> [Data entries for graphics]
+===+

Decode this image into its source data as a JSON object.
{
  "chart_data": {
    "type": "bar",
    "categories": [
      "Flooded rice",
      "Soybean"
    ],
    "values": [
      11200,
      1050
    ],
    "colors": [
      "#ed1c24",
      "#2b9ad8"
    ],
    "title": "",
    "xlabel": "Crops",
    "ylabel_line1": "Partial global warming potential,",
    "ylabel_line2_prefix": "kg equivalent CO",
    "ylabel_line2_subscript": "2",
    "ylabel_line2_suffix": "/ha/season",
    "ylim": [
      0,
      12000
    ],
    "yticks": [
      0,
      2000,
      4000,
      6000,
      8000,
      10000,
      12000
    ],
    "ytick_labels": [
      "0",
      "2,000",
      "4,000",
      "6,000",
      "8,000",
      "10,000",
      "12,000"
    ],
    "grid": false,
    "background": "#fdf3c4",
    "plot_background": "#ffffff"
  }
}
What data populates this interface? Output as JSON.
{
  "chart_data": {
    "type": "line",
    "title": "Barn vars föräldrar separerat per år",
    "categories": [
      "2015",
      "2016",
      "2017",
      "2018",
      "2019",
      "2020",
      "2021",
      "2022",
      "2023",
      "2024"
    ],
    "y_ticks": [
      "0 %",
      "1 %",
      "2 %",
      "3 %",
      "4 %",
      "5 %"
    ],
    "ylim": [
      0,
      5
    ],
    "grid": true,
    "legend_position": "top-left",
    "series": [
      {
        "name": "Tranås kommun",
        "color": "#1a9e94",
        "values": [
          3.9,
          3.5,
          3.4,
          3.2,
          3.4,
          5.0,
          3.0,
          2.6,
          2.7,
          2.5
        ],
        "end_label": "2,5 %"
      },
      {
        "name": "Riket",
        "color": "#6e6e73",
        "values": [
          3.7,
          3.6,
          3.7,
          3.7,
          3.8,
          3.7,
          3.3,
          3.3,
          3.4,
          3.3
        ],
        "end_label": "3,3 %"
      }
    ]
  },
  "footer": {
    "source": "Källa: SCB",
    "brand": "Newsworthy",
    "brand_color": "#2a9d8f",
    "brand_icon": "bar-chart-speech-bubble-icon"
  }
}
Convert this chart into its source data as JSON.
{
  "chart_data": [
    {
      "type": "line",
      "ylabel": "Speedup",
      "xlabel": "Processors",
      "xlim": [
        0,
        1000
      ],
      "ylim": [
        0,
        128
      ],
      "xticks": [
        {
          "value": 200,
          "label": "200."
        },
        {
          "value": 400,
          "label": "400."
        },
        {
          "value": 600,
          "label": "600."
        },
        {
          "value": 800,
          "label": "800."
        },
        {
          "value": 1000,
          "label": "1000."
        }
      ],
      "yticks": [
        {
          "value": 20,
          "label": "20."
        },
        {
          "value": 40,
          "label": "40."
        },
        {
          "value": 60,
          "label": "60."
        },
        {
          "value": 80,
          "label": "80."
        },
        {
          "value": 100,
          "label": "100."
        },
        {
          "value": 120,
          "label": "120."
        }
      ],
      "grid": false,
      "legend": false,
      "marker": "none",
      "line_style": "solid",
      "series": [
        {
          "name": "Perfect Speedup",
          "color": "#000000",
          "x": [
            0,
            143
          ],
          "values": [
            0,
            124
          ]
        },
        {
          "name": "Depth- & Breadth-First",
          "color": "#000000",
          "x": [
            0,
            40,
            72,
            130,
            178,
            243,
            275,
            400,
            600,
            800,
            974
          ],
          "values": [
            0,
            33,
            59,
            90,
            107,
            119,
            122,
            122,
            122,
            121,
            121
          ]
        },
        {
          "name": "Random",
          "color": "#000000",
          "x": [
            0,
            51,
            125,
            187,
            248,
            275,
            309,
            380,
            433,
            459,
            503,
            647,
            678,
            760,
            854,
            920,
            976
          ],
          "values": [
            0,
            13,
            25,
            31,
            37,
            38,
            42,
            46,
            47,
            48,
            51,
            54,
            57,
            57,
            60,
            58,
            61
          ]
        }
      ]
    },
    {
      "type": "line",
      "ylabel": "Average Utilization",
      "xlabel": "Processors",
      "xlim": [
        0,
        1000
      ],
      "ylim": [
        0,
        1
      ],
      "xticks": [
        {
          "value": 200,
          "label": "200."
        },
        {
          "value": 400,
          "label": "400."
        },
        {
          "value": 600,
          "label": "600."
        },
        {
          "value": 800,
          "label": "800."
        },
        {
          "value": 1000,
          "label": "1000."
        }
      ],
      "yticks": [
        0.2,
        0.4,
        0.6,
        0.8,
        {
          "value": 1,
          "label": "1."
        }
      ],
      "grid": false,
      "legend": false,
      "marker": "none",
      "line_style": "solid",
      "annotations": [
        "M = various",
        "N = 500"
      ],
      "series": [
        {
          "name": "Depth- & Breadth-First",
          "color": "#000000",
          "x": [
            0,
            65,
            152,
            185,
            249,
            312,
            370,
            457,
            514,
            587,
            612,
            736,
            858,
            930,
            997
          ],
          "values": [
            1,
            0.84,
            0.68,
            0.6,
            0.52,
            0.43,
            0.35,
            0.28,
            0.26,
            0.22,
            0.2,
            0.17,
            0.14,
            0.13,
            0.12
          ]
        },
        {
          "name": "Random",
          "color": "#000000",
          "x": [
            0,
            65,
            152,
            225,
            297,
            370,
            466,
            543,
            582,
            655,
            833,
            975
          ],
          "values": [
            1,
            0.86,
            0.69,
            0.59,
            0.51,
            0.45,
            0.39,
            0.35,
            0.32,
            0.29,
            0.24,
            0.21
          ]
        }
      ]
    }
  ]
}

+===+

> [PROBLEM] Among the lines of the data above, determine how many contain the word "title". Report the number alone.

> [CORRECT RESULT] 2